Recorded data:
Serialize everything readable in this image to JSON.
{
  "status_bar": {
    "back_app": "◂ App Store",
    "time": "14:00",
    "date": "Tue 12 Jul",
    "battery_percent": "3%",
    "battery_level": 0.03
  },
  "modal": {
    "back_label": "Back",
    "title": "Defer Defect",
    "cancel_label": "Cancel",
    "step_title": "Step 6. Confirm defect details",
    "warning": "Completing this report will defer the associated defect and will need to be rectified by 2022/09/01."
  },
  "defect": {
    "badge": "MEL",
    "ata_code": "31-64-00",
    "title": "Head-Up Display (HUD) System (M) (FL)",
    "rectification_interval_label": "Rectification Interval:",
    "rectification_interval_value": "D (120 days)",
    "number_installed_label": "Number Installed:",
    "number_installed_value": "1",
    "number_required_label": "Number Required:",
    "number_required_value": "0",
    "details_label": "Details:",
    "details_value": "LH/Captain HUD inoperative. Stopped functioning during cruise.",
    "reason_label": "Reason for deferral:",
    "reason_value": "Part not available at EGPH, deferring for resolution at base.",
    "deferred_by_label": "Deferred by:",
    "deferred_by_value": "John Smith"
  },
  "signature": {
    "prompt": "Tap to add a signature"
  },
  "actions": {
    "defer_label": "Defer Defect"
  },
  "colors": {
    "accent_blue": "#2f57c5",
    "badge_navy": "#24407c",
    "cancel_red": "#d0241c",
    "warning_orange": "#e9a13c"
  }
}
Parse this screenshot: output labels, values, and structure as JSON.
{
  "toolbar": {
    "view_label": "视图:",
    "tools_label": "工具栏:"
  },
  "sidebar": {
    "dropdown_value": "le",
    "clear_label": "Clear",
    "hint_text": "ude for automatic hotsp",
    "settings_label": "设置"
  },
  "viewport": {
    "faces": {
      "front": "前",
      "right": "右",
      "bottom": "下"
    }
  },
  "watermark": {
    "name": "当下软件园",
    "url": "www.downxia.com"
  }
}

- Exercise directions -
Copy out the full listing exactly.

- Written answer -
Serialize everything readable in this image to JSON.
{
  "status_bar": {
    "back_app": "◂ App Store",
    "time": "14:00",
    "date": "Tue 12 Jul",
    "battery_percent": "3%",
    "battery_level": 0.03
  },
  "modal": {
    "back_label": "Back",
    "title": "Defer Defect",
    "cancel_label": "Cancel",
    "step_title": "Step 6. Confirm defect details",
    "warning": "Completing this report will defer the associated defect and will need to be rectified by 2022/09/01."
  },
  "defect": {
    "badge": "MEL",
    "ata_code": "31-64-00",
    "title": "Head-Up Display (HUD) System (M) (FL)",
    "rectification_interval_label": "Rectification Interval:",
    "rectification_interval_value": "D (120 days)",
    "number_installed_label": "Number Installed:",
    "number_installed_value": "1",
    "number_required_label": "Number Required:",
    "number_required_value": "0",
    "details_label": "Details:",
    "details_value": "LH/Captain HUD inoperative. Stopped functioning during cruise.",
    "reason_label": "Reason for deferral:",
    "reason_value": "Part not available at EGPH, deferring for resolution at base.",
    "deferred_by_label": "Deferred by:",
    "deferred_by_value": "John Smith"
  },
  "signature": {
    "prompt": "Tap to add a signature"
  },
  "actions": {
    "defer_label": "Defer Defect"
  },
  "colors": {
    "accent_blue": "#2f57c5",
    "badge_navy": "#24407c",
    "cancel_red": "#d0241c",
    "warning_orange": "#e9a13c"
  }
}
Parse this screenshot: output labels, values, and structure as JSON.
{
  "toolbar": {
    "view_label": "视图:",
    "tools_label": "工具栏:"
  },
  "sidebar": {
    "dropdown_value": "le",
    "clear_label": "Clear",
    "hint_text": "ude for automatic hotsp",
    "settings_label": "设置"
  },
  "viewport": {
    "faces": {
      "front": "前",
      "right": "右",
      "bottom": "下"
    }
  },
  "watermark": {
    "name": "当下软件园",
    "url": "www.downxia.com"
  }
}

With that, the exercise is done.